_Aim_
Identify all lines below that hold "this" and collect them.

_Available records_
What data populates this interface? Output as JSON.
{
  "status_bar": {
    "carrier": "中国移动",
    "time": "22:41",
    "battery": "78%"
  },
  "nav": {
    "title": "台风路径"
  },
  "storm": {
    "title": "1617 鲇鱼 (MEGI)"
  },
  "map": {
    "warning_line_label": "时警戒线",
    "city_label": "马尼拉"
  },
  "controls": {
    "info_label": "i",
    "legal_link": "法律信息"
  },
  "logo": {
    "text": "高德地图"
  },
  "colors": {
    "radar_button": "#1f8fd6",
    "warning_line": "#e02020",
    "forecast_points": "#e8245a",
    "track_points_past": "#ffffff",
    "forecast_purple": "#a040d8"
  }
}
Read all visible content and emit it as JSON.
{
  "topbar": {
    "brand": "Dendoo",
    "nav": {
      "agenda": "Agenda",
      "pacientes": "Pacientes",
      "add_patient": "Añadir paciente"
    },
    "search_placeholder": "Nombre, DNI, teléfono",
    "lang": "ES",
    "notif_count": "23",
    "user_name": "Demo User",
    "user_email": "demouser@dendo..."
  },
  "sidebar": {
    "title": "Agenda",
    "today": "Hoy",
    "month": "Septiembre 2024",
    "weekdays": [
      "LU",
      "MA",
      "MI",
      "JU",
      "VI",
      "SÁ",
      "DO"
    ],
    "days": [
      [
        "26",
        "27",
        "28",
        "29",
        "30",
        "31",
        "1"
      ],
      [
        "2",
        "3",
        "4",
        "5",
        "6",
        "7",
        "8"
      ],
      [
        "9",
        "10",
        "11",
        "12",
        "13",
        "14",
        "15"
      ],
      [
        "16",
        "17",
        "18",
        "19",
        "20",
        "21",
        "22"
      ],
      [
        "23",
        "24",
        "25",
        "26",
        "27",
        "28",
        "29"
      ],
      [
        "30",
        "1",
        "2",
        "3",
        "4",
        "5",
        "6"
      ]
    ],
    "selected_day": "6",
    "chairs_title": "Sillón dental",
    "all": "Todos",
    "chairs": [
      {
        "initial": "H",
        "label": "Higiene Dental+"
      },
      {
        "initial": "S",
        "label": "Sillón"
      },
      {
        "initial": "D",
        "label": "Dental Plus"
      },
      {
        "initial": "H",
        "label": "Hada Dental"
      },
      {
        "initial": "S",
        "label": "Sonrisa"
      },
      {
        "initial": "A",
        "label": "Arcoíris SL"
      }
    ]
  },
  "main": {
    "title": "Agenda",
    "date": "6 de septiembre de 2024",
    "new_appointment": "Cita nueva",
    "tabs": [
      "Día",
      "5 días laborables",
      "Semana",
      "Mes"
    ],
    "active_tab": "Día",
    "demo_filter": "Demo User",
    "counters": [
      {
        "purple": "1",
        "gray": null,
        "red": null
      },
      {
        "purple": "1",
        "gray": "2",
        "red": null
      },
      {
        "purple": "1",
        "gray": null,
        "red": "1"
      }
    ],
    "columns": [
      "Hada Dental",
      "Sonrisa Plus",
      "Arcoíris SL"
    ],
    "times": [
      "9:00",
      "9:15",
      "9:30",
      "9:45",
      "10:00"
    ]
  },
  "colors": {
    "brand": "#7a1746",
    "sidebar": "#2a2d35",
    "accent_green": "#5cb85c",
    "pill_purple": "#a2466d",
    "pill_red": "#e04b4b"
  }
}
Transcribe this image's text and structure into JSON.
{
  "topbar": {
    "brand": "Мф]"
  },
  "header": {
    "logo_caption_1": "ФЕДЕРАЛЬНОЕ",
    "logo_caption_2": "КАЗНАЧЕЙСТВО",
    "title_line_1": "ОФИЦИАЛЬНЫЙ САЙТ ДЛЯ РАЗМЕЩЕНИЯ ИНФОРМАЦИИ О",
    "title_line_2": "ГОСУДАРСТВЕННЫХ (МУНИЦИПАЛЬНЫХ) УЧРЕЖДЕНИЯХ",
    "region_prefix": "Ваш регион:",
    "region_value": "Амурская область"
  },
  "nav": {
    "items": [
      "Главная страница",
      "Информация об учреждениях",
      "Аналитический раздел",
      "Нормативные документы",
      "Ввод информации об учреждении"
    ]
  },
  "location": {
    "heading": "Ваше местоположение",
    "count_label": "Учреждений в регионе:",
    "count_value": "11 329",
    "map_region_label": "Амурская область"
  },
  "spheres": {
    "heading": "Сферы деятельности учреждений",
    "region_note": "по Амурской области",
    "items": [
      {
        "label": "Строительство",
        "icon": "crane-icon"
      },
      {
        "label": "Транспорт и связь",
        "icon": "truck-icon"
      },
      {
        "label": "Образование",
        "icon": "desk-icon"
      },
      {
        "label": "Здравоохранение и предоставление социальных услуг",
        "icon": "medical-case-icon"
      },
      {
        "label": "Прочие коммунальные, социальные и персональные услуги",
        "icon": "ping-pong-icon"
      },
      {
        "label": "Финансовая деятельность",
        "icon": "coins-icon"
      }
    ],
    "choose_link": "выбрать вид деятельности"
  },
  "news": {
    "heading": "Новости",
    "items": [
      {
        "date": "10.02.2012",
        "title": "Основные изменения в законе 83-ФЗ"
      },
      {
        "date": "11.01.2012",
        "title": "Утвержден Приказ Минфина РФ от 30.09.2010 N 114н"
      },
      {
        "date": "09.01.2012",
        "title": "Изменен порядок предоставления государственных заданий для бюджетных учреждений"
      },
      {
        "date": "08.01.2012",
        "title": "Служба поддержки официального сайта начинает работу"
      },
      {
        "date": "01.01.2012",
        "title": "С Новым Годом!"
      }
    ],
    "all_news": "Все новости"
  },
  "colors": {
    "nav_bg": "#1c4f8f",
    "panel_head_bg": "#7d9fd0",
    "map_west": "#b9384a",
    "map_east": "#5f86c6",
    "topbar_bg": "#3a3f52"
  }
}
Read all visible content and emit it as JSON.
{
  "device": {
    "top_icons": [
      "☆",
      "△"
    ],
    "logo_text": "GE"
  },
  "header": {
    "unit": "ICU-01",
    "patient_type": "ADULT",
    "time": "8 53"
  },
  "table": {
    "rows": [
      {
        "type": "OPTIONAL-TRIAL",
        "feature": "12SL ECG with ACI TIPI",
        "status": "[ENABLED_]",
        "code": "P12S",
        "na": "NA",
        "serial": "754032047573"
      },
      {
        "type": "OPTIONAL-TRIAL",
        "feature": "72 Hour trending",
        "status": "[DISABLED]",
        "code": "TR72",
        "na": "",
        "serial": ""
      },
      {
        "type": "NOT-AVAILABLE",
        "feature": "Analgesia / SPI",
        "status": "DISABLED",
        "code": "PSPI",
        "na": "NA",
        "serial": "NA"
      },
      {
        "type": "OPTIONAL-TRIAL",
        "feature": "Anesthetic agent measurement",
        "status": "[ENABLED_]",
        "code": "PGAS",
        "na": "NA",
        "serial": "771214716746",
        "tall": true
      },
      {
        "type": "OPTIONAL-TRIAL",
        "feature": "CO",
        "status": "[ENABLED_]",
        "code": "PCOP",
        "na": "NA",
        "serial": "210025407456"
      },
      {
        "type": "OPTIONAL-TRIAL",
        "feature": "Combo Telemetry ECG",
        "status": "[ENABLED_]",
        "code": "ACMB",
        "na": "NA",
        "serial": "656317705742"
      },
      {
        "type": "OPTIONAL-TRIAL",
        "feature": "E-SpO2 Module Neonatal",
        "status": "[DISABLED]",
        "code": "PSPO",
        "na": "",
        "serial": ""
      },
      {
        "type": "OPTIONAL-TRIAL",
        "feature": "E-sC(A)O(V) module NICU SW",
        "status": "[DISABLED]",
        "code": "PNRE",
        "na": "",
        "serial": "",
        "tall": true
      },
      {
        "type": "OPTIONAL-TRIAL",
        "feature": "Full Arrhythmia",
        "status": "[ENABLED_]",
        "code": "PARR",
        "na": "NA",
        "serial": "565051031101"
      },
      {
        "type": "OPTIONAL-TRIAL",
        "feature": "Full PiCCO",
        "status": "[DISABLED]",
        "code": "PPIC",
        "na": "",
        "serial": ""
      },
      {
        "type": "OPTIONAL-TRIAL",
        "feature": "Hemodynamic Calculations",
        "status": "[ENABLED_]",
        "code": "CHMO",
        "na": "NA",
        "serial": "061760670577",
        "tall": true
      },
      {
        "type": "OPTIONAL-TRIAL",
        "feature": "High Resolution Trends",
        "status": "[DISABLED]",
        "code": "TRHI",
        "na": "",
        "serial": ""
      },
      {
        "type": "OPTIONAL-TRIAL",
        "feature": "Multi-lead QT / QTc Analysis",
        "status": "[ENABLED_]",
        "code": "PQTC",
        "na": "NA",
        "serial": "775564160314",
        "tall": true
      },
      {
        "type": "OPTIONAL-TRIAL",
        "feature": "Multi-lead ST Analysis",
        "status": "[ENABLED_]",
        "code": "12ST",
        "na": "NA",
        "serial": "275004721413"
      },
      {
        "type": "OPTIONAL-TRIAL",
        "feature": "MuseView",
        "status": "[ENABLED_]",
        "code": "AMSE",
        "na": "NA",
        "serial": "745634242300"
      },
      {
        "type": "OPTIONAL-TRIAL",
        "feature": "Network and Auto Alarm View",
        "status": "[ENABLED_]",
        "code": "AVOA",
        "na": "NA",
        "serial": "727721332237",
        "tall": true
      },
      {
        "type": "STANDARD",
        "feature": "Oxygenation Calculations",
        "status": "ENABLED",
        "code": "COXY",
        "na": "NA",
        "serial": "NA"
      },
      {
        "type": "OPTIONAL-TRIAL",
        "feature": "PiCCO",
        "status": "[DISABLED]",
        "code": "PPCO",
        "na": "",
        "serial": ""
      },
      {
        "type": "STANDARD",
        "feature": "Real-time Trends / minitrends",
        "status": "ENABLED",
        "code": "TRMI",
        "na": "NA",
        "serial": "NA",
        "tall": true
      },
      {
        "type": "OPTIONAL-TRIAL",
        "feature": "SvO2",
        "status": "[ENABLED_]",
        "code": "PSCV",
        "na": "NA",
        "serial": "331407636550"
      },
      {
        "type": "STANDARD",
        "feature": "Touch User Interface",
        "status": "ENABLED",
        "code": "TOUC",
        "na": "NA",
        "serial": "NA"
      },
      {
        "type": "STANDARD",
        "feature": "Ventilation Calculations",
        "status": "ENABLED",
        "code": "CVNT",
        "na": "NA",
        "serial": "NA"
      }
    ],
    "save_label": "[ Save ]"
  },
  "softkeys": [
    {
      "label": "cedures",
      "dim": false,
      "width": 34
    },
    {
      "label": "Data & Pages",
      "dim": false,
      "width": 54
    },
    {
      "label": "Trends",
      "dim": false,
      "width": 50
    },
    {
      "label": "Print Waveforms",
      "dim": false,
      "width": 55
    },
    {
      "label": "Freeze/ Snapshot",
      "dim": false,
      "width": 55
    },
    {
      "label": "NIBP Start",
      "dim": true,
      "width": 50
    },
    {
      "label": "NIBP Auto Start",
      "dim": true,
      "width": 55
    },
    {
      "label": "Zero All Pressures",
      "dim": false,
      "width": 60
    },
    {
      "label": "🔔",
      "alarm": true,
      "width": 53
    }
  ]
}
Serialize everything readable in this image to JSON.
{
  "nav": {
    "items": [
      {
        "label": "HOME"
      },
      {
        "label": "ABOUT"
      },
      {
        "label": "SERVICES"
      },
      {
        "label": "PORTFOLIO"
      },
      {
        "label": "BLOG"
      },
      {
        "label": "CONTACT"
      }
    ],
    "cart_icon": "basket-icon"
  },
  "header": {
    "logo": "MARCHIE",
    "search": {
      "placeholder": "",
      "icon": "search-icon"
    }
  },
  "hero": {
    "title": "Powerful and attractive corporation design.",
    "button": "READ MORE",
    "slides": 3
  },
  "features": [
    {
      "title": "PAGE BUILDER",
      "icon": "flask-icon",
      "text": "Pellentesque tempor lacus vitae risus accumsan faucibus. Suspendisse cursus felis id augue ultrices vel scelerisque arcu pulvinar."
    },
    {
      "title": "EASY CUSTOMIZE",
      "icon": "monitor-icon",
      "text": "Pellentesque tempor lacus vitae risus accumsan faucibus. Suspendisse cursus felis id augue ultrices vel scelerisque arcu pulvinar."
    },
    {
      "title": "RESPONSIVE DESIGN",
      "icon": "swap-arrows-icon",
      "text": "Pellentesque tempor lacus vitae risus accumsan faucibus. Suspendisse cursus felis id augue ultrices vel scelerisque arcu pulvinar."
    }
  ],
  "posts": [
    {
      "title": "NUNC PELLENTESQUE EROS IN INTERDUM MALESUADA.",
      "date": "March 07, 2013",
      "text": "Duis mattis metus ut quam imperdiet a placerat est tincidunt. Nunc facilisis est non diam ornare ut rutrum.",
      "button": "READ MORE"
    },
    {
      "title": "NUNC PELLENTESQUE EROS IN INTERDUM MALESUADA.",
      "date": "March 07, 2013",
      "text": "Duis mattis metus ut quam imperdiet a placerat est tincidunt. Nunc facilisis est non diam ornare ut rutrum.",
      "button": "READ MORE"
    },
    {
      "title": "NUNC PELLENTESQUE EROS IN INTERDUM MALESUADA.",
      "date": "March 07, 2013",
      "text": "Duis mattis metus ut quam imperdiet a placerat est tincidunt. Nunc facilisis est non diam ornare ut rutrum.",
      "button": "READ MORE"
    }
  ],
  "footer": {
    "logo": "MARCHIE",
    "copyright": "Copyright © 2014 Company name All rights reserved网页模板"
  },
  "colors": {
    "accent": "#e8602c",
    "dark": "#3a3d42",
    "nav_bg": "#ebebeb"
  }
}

_Written reply_
What data populates this interface? Output as JSON.
Transcribe this image's text and structure into JSON.
Serialize everything readable in this image to JSON.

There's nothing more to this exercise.